Figure record listings
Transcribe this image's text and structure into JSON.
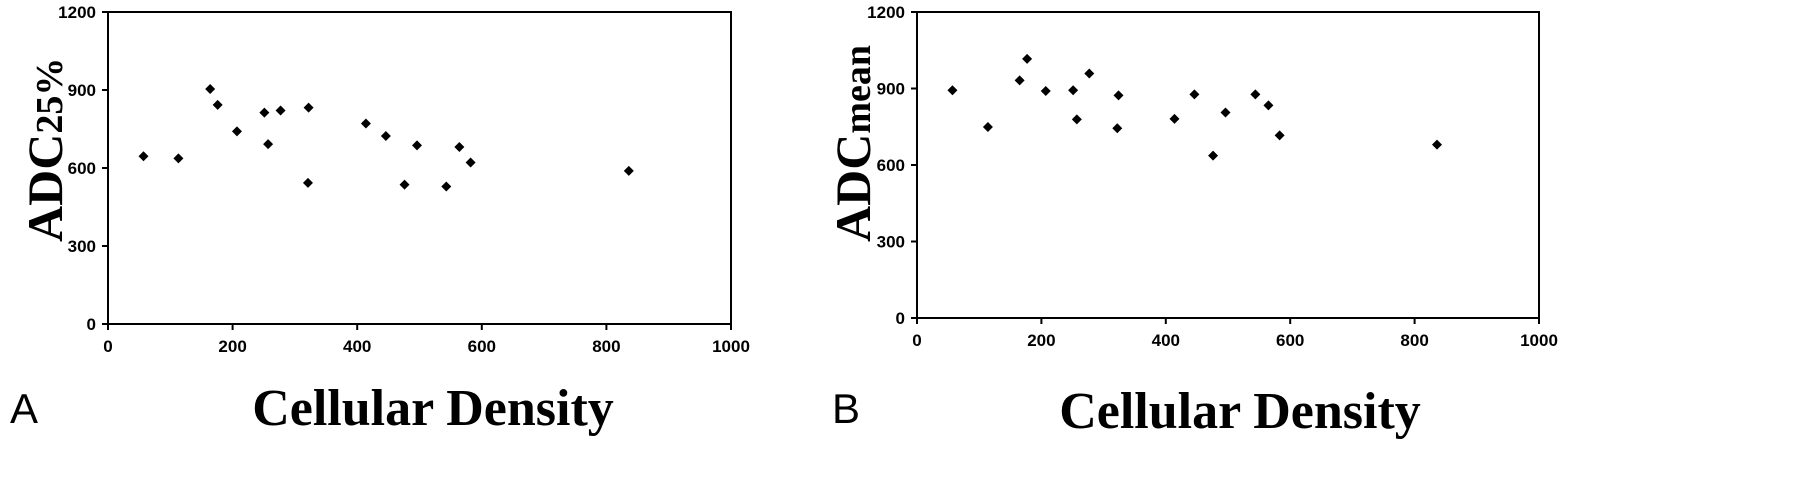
{
  "chart_data": [
    {
      "type": "scatter",
      "panel_label": "A",
      "xlabel": "Cellular Density",
      "ylabel_main": "ADC",
      "ylabel_sub": "25%",
      "xlim": [
        0,
        1000
      ],
      "ylim": [
        0,
        1200
      ],
      "xticks": [
        0,
        200,
        400,
        600,
        800,
        1000
      ],
      "yticks": [
        0,
        300,
        600,
        900,
        1200
      ],
      "grid": false,
      "marker": "diamond",
      "color": "#000000",
      "points": [
        {
          "x": 57,
          "y": 645
        },
        {
          "x": 113,
          "y": 637
        },
        {
          "x": 164,
          "y": 904
        },
        {
          "x": 176,
          "y": 843
        },
        {
          "x": 207,
          "y": 741
        },
        {
          "x": 251,
          "y": 813
        },
        {
          "x": 257,
          "y": 692
        },
        {
          "x": 277,
          "y": 821
        },
        {
          "x": 322,
          "y": 832
        },
        {
          "x": 321,
          "y": 543
        },
        {
          "x": 414,
          "y": 771
        },
        {
          "x": 446,
          "y": 723
        },
        {
          "x": 476,
          "y": 536
        },
        {
          "x": 496,
          "y": 687
        },
        {
          "x": 543,
          "y": 529
        },
        {
          "x": 564,
          "y": 681
        },
        {
          "x": 582,
          "y": 621
        },
        {
          "x": 836,
          "y": 589
        }
      ]
    },
    {
      "type": "scatter",
      "panel_label": "B",
      "xlabel": "Cellular Density",
      "ylabel_main": "ADC",
      "ylabel_sub": "mean",
      "xlim": [
        0,
        1000
      ],
      "ylim": [
        0,
        1200
      ],
      "xticks": [
        0,
        200,
        400,
        600,
        800,
        1000
      ],
      "yticks": [
        0,
        300,
        600,
        900,
        1200
      ],
      "grid": false,
      "marker": "diamond",
      "color": "#000000",
      "points": [
        {
          "x": 57,
          "y": 893
        },
        {
          "x": 114,
          "y": 749
        },
        {
          "x": 165,
          "y": 932
        },
        {
          "x": 177,
          "y": 1016
        },
        {
          "x": 207,
          "y": 890
        },
        {
          "x": 251,
          "y": 893
        },
        {
          "x": 257,
          "y": 779
        },
        {
          "x": 277,
          "y": 959
        },
        {
          "x": 322,
          "y": 744
        },
        {
          "x": 324,
          "y": 873
        },
        {
          "x": 414,
          "y": 781
        },
        {
          "x": 446,
          "y": 877
        },
        {
          "x": 476,
          "y": 637
        },
        {
          "x": 496,
          "y": 806
        },
        {
          "x": 544,
          "y": 877
        },
        {
          "x": 565,
          "y": 834
        },
        {
          "x": 583,
          "y": 716
        },
        {
          "x": 836,
          "y": 680
        }
      ]
    }
  ]
}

■ To do:
Copy the material above in full and exactly, skipping pictures.

■ Result for this exercise:
Transcribe this image's text and structure into JSON.
{
  "chart_data": [
    {
      "type": "scatter",
      "panel_label": "A",
      "xlabel": "Cellular Density",
      "ylabel_main": "ADC",
      "ylabel_sub": "25%",
      "xlim": [
        0,
        1000
      ],
      "ylim": [
        0,
        1200
      ],
      "xticks": [
        0,
        200,
        400,
        600,
        800,
        1000
      ],
      "yticks": [
        0,
        300,
        600,
        900,
        1200
      ],
      "grid": false,
      "marker": "diamond",
      "color": "#000000",
      "points": [
        {
          "x": 57,
          "y": 645
        },
        {
          "x": 113,
          "y": 637
        },
        {
          "x": 164,
          "y": 904
        },
        {
          "x": 176,
          "y": 843
        },
        {
          "x": 207,
          "y": 741
        },
        {
          "x": 251,
          "y": 813
        },
        {
          "x": 257,
          "y": 692
        },
        {
          "x": 277,
          "y": 821
        },
        {
          "x": 322,
          "y": 832
        },
        {
          "x": 321,
          "y": 543
        },
        {
          "x": 414,
          "y": 771
        },
        {
          "x": 446,
          "y": 723
        },
        {
          "x": 476,
          "y": 536
        },
        {
          "x": 496,
          "y": 687
        },
        {
          "x": 543,
          "y": 529
        },
        {
          "x": 564,
          "y": 681
        },
        {
          "x": 582,
          "y": 621
        },
        {
          "x": 836,
          "y": 589
        }
      ]
    },
    {
      "type": "scatter",
      "panel_label": "B",
      "xlabel": "Cellular Density",
      "ylabel_main": "ADC",
      "ylabel_sub": "mean",
      "xlim": [
        0,
        1000
      ],
      "ylim": [
        0,
        1200
      ],
      "xticks": [
        0,
        200,
        400,
        600,
        800,
        1000
      ],
      "yticks": [
        0,
        300,
        600,
        900,
        1200
      ],
      "grid": false,
      "marker": "diamond",
      "color": "#000000",
      "points": [
        {
          "x": 57,
          "y": 893
        },
        {
          "x": 114,
          "y": 749
        },
        {
          "x": 165,
          "y": 932
        },
        {
          "x": 177,
          "y": 1016
        },
        {
          "x": 207,
          "y": 890
        },
        {
          "x": 251,
          "y": 893
        },
        {
          "x": 257,
          "y": 779
        },
        {
          "x": 277,
          "y": 959
        },
        {
          "x": 322,
          "y": 744
        },
        {
          "x": 324,
          "y": 873
        },
        {
          "x": 414,
          "y": 781
        },
        {
          "x": 446,
          "y": 877
        },
        {
          "x": 476,
          "y": 637
        },
        {
          "x": 496,
          "y": 806
        },
        {
          "x": 544,
          "y": 877
        },
        {
          "x": 565,
          "y": 834
        },
        {
          "x": 583,
          "y": 716
        },
        {
          "x": 836,
          "y": 680
        }
      ]
    }
  ]
}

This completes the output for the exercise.